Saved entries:
________
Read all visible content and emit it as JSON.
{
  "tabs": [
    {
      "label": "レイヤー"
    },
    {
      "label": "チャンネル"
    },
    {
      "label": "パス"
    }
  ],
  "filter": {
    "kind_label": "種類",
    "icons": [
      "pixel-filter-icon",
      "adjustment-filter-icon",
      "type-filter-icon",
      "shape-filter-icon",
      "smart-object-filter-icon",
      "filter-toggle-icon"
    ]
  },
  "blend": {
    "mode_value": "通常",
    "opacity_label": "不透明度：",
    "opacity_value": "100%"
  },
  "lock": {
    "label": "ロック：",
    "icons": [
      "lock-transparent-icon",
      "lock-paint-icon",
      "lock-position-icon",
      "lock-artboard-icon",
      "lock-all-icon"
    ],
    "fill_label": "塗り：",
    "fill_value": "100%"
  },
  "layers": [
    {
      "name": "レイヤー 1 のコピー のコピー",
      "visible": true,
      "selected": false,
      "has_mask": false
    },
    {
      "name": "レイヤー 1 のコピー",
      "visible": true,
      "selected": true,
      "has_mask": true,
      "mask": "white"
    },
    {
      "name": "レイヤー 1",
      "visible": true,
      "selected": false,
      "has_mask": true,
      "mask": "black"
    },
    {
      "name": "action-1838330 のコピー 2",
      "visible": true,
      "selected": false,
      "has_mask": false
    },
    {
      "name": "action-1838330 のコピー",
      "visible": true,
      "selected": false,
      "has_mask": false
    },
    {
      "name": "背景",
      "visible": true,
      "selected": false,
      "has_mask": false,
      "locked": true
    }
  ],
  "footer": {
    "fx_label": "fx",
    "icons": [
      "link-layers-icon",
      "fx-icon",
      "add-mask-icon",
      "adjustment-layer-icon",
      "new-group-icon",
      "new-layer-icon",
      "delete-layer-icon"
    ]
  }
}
________
Please reproduce every line of the material word for word.

FINISHED TASK:
Read all visible content and emit it as JSON.
{
  "tabs": [
    {
      "label": "レイヤー"
    },
    {
      "label": "チャンネル"
    },
    {
      "label": "パス"
    }
  ],
  "filter": {
    "kind_label": "種類",
    "icons": [
      "pixel-filter-icon",
      "adjustment-filter-icon",
      "type-filter-icon",
      "shape-filter-icon",
      "smart-object-filter-icon",
      "filter-toggle-icon"
    ]
  },
  "blend": {
    "mode_value": "通常",
    "opacity_label": "不透明度：",
    "opacity_value": "100%"
  },
  "lock": {
    "label": "ロック：",
    "icons": [
      "lock-transparent-icon",
      "lock-paint-icon",
      "lock-position-icon",
      "lock-artboard-icon",
      "lock-all-icon"
    ],
    "fill_label": "塗り：",
    "fill_value": "100%"
  },
  "layers": [
    {
      "name": "レイヤー 1 のコピー のコピー",
      "visible": true,
      "selected": false,
      "has_mask": false
    },
    {
      "name": "レイヤー 1 のコピー",
      "visible": true,
      "selected": true,
      "has_mask": true,
      "mask": "white"
    },
    {
      "name": "レイヤー 1",
      "visible": true,
      "selected": false,
      "has_mask": true,
      "mask": "black"
    },
    {
      "name": "action-1838330 のコピー 2",
      "visible": true,
      "selected": false,
      "has_mask": false
    },
    {
      "name": "action-1838330 のコピー",
      "visible": true,
      "selected": false,
      "has_mask": false
    },
    {
      "name": "背景",
      "visible": true,
      "selected": false,
      "has_mask": false,
      "locked": true
    }
  ],
  "footer": {
    "fx_label": "fx",
    "icons": [
      "link-layers-icon",
      "fx-icon",
      "add-mask-icon",
      "adjustment-layer-icon",
      "new-group-icon",
      "new-layer-icon",
      "delete-layer-icon"
    ]
  }
}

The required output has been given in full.